▸ Exercise aim
Scan the records below for lines with the word "structured", then state how many you find and nothing else.

▸ Extracted entries
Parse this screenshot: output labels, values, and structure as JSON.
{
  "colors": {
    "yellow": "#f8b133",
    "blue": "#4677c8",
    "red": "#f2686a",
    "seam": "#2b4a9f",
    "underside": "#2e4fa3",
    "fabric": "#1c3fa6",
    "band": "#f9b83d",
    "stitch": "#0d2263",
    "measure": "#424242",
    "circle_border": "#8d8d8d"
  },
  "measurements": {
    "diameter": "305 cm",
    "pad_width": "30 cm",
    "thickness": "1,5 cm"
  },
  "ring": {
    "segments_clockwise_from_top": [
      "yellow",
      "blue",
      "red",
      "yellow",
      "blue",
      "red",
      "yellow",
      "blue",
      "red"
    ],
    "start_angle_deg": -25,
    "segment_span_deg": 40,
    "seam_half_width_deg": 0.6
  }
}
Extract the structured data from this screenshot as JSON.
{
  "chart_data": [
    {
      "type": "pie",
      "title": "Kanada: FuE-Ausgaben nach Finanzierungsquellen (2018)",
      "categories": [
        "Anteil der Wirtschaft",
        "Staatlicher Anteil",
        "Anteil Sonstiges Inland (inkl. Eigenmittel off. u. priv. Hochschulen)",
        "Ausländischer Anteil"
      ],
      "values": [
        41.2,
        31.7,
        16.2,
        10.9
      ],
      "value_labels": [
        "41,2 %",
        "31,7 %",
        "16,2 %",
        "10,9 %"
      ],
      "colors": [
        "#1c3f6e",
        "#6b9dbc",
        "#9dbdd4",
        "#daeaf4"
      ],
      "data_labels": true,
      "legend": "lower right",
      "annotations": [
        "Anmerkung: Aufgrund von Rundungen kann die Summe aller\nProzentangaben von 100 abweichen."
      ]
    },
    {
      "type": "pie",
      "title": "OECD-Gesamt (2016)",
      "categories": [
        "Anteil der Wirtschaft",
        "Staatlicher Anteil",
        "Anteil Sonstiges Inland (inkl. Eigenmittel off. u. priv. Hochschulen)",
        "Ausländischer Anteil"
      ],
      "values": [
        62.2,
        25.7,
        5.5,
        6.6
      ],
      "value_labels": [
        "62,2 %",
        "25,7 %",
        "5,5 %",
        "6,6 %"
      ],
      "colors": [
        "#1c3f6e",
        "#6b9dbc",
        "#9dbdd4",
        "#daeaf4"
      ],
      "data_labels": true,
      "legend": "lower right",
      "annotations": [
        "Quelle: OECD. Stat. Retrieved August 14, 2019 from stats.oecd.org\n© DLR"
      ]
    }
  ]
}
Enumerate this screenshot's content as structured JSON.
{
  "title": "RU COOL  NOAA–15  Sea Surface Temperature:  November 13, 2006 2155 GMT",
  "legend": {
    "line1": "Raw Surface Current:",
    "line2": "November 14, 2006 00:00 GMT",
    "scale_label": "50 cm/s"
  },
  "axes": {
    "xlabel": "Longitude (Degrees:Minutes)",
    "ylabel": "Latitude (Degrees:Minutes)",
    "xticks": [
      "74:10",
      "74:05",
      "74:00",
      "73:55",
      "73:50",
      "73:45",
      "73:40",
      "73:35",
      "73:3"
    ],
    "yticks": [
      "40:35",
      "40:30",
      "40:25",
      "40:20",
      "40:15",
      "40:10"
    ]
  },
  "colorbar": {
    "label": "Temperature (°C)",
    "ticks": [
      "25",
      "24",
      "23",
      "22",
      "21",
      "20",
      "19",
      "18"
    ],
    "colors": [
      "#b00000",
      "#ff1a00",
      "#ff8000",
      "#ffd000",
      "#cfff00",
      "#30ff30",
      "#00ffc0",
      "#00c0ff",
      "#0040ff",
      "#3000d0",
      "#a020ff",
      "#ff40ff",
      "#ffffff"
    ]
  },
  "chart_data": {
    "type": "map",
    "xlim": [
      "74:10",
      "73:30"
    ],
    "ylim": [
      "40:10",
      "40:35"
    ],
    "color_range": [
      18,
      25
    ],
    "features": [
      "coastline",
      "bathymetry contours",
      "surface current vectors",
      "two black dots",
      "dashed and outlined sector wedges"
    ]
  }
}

▸ The answer
2